--- START OF MATERIAL ---
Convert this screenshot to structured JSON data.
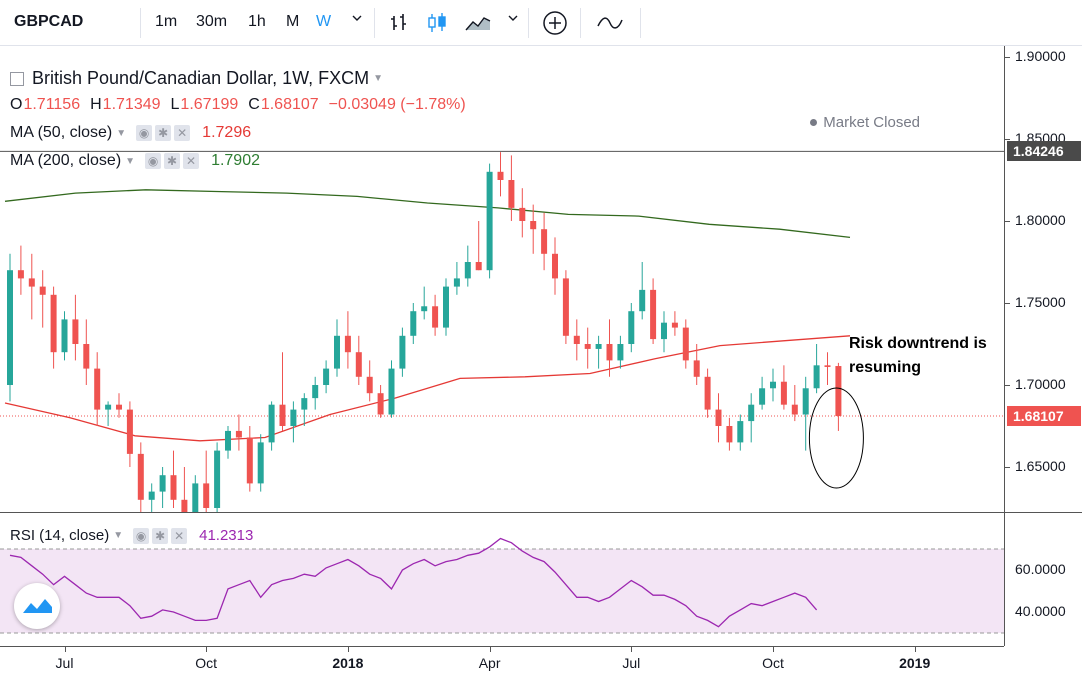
{
  "toolbar": {
    "symbol": "GBPCAD",
    "intervals": [
      {
        "label": "1m",
        "active": false
      },
      {
        "label": "30m",
        "active": false
      },
      {
        "label": "1h",
        "active": false
      },
      {
        "label": "M",
        "active": false
      },
      {
        "label": "W",
        "active": true
      }
    ],
    "icons": [
      "bar-chart-icon",
      "candlestick-icon",
      "area-chart-icon",
      "chevron-down-icon",
      "add-compare-icon",
      "indicators-icon"
    ]
  },
  "legend": {
    "title": "British Pound/Canadian Dollar, 1W, FXCM",
    "ohlc": [
      {
        "key": "O",
        "value": "1.71156"
      },
      {
        "key": "H",
        "value": "1.71349"
      },
      {
        "key": "L",
        "value": "1.67199"
      },
      {
        "key": "C",
        "value": "1.68107"
      },
      {
        "key": "",
        "value": "−0.03049 (−1.78%)"
      }
    ],
    "ma50": {
      "name": "MA (50, close)",
      "value": "1.7296",
      "color": "#e53935"
    },
    "ma200": {
      "name": "MA (200, close)",
      "value": "1.7902",
      "color": "#2e7d32"
    },
    "market_status": "Market Closed"
  },
  "annotation": {
    "line1": "Risk downtrend is",
    "line2": "resuming"
  },
  "price_axis": {
    "ticks": [
      "1.90000",
      "1.85000",
      "1.80000",
      "1.75000",
      "1.70000",
      "1.65000"
    ],
    "tick_values": [
      1.9,
      1.85,
      1.8,
      1.75,
      1.7,
      1.65
    ],
    "high_tag": "1.84246",
    "last_tag": "1.68107"
  },
  "rsi": {
    "name": "RSI (14, close)",
    "value": "41.2313",
    "ticks": [
      "60.0000",
      "40.0000"
    ],
    "tick_values": [
      60,
      40
    ],
    "upper_band": 70,
    "lower_band": 30
  },
  "time_axis": {
    "labels": [
      {
        "text": "Jul",
        "bold": false,
        "week": 5
      },
      {
        "text": "Oct",
        "bold": false,
        "week": 18
      },
      {
        "text": "2018",
        "bold": true,
        "week": 31
      },
      {
        "text": "Apr",
        "bold": false,
        "week": 44
      },
      {
        "text": "Jul",
        "bold": false,
        "week": 57
      },
      {
        "text": "Oct",
        "bold": false,
        "week": 70
      },
      {
        "text": "2019",
        "bold": true,
        "week": 83
      }
    ]
  },
  "colors": {
    "up": "#26a69a",
    "down": "#ef5350",
    "rsi_line": "#9c27b0",
    "rsi_band": "#f3e5f5"
  },
  "chart_data": {
    "type": "candlestick",
    "title": "British Pound/Canadian Dollar, 1W, FXCM",
    "ylim": [
      1.62,
      1.9
    ],
    "candles": [
      {
        "o": 1.7,
        "h": 1.78,
        "l": 1.69,
        "c": 1.77
      },
      {
        "o": 1.77,
        "h": 1.785,
        "l": 1.755,
        "c": 1.765
      },
      {
        "o": 1.765,
        "h": 1.78,
        "l": 1.74,
        "c": 1.76
      },
      {
        "o": 1.76,
        "h": 1.77,
        "l": 1.735,
        "c": 1.755
      },
      {
        "o": 1.755,
        "h": 1.76,
        "l": 1.71,
        "c": 1.72
      },
      {
        "o": 1.72,
        "h": 1.745,
        "l": 1.715,
        "c": 1.74
      },
      {
        "o": 1.74,
        "h": 1.755,
        "l": 1.715,
        "c": 1.725
      },
      {
        "o": 1.725,
        "h": 1.74,
        "l": 1.7,
        "c": 1.71
      },
      {
        "o": 1.71,
        "h": 1.72,
        "l": 1.675,
        "c": 1.685
      },
      {
        "o": 1.685,
        "h": 1.69,
        "l": 1.675,
        "c": 1.688
      },
      {
        "o": 1.688,
        "h": 1.695,
        "l": 1.68,
        "c": 1.685
      },
      {
        "o": 1.685,
        "h": 1.69,
        "l": 1.65,
        "c": 1.658
      },
      {
        "o": 1.658,
        "h": 1.665,
        "l": 1.62,
        "c": 1.63
      },
      {
        "o": 1.63,
        "h": 1.64,
        "l": 1.62,
        "c": 1.635
      },
      {
        "o": 1.635,
        "h": 1.65,
        "l": 1.625,
        "c": 1.645
      },
      {
        "o": 1.645,
        "h": 1.66,
        "l": 1.625,
        "c": 1.63
      },
      {
        "o": 1.63,
        "h": 1.65,
        "l": 1.615,
        "c": 1.62
      },
      {
        "o": 1.62,
        "h": 1.645,
        "l": 1.615,
        "c": 1.64
      },
      {
        "o": 1.64,
        "h": 1.66,
        "l": 1.62,
        "c": 1.625
      },
      {
        "o": 1.625,
        "h": 1.665,
        "l": 1.62,
        "c": 1.66
      },
      {
        "o": 1.66,
        "h": 1.675,
        "l": 1.655,
        "c": 1.672
      },
      {
        "o": 1.672,
        "h": 1.682,
        "l": 1.66,
        "c": 1.668
      },
      {
        "o": 1.668,
        "h": 1.675,
        "l": 1.635,
        "c": 1.64
      },
      {
        "o": 1.64,
        "h": 1.67,
        "l": 1.635,
        "c": 1.665
      },
      {
        "o": 1.665,
        "h": 1.69,
        "l": 1.66,
        "c": 1.688
      },
      {
        "o": 1.688,
        "h": 1.72,
        "l": 1.672,
        "c": 1.675
      },
      {
        "o": 1.675,
        "h": 1.69,
        "l": 1.665,
        "c": 1.685
      },
      {
        "o": 1.685,
        "h": 1.695,
        "l": 1.675,
        "c": 1.692
      },
      {
        "o": 1.692,
        "h": 1.705,
        "l": 1.685,
        "c": 1.7
      },
      {
        "o": 1.7,
        "h": 1.715,
        "l": 1.695,
        "c": 1.71
      },
      {
        "o": 1.71,
        "h": 1.74,
        "l": 1.705,
        "c": 1.73
      },
      {
        "o": 1.73,
        "h": 1.745,
        "l": 1.71,
        "c": 1.72
      },
      {
        "o": 1.72,
        "h": 1.73,
        "l": 1.7,
        "c": 1.705
      },
      {
        "o": 1.705,
        "h": 1.715,
        "l": 1.69,
        "c": 1.695
      },
      {
        "o": 1.695,
        "h": 1.7,
        "l": 1.68,
        "c": 1.682
      },
      {
        "o": 1.682,
        "h": 1.715,
        "l": 1.68,
        "c": 1.71
      },
      {
        "o": 1.71,
        "h": 1.735,
        "l": 1.705,
        "c": 1.73
      },
      {
        "o": 1.73,
        "h": 1.75,
        "l": 1.725,
        "c": 1.745
      },
      {
        "o": 1.745,
        "h": 1.76,
        "l": 1.74,
        "c": 1.748
      },
      {
        "o": 1.748,
        "h": 1.755,
        "l": 1.73,
        "c": 1.735
      },
      {
        "o": 1.735,
        "h": 1.765,
        "l": 1.73,
        "c": 1.76
      },
      {
        "o": 1.76,
        "h": 1.775,
        "l": 1.755,
        "c": 1.765
      },
      {
        "o": 1.765,
        "h": 1.785,
        "l": 1.76,
        "c": 1.775
      },
      {
        "o": 1.775,
        "h": 1.8,
        "l": 1.77,
        "c": 1.77
      },
      {
        "o": 1.77,
        "h": 1.835,
        "l": 1.765,
        "c": 1.83
      },
      {
        "o": 1.83,
        "h": 1.842,
        "l": 1.815,
        "c": 1.825
      },
      {
        "o": 1.825,
        "h": 1.84,
        "l": 1.8,
        "c": 1.808
      },
      {
        "o": 1.808,
        "h": 1.82,
        "l": 1.79,
        "c": 1.8
      },
      {
        "o": 1.8,
        "h": 1.81,
        "l": 1.78,
        "c": 1.795
      },
      {
        "o": 1.795,
        "h": 1.805,
        "l": 1.77,
        "c": 1.78
      },
      {
        "o": 1.78,
        "h": 1.79,
        "l": 1.755,
        "c": 1.765
      },
      {
        "o": 1.765,
        "h": 1.77,
        "l": 1.725,
        "c": 1.73
      },
      {
        "o": 1.73,
        "h": 1.74,
        "l": 1.715,
        "c": 1.725
      },
      {
        "o": 1.725,
        "h": 1.735,
        "l": 1.71,
        "c": 1.722
      },
      {
        "o": 1.722,
        "h": 1.73,
        "l": 1.71,
        "c": 1.725
      },
      {
        "o": 1.725,
        "h": 1.74,
        "l": 1.705,
        "c": 1.715
      },
      {
        "o": 1.715,
        "h": 1.73,
        "l": 1.71,
        "c": 1.725
      },
      {
        "o": 1.725,
        "h": 1.75,
        "l": 1.72,
        "c": 1.745
      },
      {
        "o": 1.745,
        "h": 1.775,
        "l": 1.74,
        "c": 1.758
      },
      {
        "o": 1.758,
        "h": 1.765,
        "l": 1.725,
        "c": 1.728
      },
      {
        "o": 1.728,
        "h": 1.745,
        "l": 1.72,
        "c": 1.738
      },
      {
        "o": 1.738,
        "h": 1.745,
        "l": 1.73,
        "c": 1.735
      },
      {
        "o": 1.735,
        "h": 1.74,
        "l": 1.71,
        "c": 1.715
      },
      {
        "o": 1.715,
        "h": 1.725,
        "l": 1.7,
        "c": 1.705
      },
      {
        "o": 1.705,
        "h": 1.71,
        "l": 1.68,
        "c": 1.685
      },
      {
        "o": 1.685,
        "h": 1.695,
        "l": 1.665,
        "c": 1.675
      },
      {
        "o": 1.675,
        "h": 1.68,
        "l": 1.66,
        "c": 1.665
      },
      {
        "o": 1.665,
        "h": 1.682,
        "l": 1.66,
        "c": 1.678
      },
      {
        "o": 1.678,
        "h": 1.695,
        "l": 1.665,
        "c": 1.688
      },
      {
        "o": 1.688,
        "h": 1.705,
        "l": 1.685,
        "c": 1.698
      },
      {
        "o": 1.698,
        "h": 1.71,
        "l": 1.69,
        "c": 1.702
      },
      {
        "o": 1.702,
        "h": 1.712,
        "l": 1.685,
        "c": 1.688
      },
      {
        "o": 1.688,
        "h": 1.7,
        "l": 1.678,
        "c": 1.682
      },
      {
        "o": 1.682,
        "h": 1.705,
        "l": 1.66,
        "c": 1.698
      },
      {
        "o": 1.698,
        "h": 1.725,
        "l": 1.695,
        "c": 1.712
      },
      {
        "o": 1.712,
        "h": 1.72,
        "l": 1.7,
        "c": 1.711
      },
      {
        "o": 1.71156,
        "h": 1.71349,
        "l": 1.67199,
        "c": 1.68107
      }
    ],
    "ma200": [
      1.812,
      1.817,
      1.819,
      1.818,
      1.817,
      1.815,
      1.811,
      1.808,
      1.804,
      1.803,
      1.798,
      1.795,
      1.79
    ],
    "ma50": [
      1.689,
      1.68,
      1.669,
      1.666,
      1.668,
      1.682,
      1.692,
      1.704,
      1.705,
      1.707,
      1.716,
      1.724,
      1.727,
      1.73
    ],
    "rsi": [
      67,
      66,
      62,
      58,
      53,
      57,
      53,
      49,
      47,
      47,
      47,
      43,
      37,
      38,
      41,
      40,
      38,
      36,
      36,
      37,
      51,
      53,
      55,
      47,
      53,
      55,
      56,
      58,
      57,
      61,
      63,
      65,
      62,
      58,
      56,
      51,
      60,
      63,
      65,
      62,
      64,
      65,
      67,
      68,
      71,
      75,
      73,
      69,
      66,
      64,
      59,
      53,
      47,
      47,
      45,
      47,
      51,
      55,
      52,
      48,
      48,
      46,
      43,
      38,
      36,
      33,
      38,
      41,
      44,
      43,
      45,
      47,
      49,
      47,
      41
    ]
  }
}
--- END OF MATERIAL ---
### TASK TO CARRY OUT
Search the lines for the string "candlestick" and copy every line that has it.

### EXERCISE SOLUTION
      "candlestick-icon",
    "type": "candlestick",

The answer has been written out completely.